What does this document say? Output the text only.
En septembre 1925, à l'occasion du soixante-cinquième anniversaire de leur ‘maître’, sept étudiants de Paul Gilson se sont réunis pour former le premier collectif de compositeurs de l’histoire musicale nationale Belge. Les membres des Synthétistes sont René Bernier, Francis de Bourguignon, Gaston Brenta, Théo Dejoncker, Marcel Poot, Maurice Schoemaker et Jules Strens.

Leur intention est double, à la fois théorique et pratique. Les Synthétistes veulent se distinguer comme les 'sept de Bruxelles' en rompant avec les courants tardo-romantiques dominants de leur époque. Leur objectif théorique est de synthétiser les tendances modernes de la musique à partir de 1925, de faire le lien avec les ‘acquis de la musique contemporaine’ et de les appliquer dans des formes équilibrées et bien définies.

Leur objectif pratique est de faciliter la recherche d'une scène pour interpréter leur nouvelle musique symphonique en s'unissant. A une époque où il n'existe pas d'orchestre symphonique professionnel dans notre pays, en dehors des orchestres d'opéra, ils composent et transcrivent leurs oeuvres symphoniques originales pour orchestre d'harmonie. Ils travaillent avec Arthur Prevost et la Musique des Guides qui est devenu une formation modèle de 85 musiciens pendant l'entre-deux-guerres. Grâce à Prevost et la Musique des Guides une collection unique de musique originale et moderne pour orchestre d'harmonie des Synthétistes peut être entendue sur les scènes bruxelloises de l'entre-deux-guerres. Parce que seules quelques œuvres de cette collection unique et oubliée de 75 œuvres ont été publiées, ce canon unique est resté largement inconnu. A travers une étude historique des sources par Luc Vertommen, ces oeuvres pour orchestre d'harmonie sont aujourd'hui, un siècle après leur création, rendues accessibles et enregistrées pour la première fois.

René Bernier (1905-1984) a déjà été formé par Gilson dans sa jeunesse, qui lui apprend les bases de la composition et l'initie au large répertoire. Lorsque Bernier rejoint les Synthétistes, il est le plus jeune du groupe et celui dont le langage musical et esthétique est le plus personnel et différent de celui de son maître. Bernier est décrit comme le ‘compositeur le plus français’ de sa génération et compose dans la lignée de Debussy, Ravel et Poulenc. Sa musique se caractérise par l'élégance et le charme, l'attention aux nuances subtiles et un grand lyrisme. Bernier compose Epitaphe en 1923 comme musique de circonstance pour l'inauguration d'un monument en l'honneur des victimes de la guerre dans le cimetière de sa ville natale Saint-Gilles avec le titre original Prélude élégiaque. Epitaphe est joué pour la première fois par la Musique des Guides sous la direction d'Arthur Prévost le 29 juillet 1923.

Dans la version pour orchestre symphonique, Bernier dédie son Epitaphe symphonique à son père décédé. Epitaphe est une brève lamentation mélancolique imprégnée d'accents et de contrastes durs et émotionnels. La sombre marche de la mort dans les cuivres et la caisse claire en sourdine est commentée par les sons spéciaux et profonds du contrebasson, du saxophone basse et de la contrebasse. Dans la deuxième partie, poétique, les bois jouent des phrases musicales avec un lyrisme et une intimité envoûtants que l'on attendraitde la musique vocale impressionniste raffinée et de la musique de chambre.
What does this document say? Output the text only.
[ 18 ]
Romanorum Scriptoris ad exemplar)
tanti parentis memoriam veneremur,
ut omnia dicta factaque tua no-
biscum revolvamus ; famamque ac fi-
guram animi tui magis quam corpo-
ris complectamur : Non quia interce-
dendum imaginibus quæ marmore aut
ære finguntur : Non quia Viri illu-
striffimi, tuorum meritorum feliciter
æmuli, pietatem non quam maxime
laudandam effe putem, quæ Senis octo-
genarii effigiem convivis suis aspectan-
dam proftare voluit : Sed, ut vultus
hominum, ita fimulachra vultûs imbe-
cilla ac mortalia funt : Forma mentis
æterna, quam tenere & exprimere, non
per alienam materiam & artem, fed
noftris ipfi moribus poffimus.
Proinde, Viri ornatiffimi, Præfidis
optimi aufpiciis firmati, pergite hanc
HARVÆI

===============

Keep only those lines of the records that hold "quam", and return them.

guram animi tui magis quam corpo-
æmuli, pietatem non quam maxime
æterna, quam tenere & exprimere, non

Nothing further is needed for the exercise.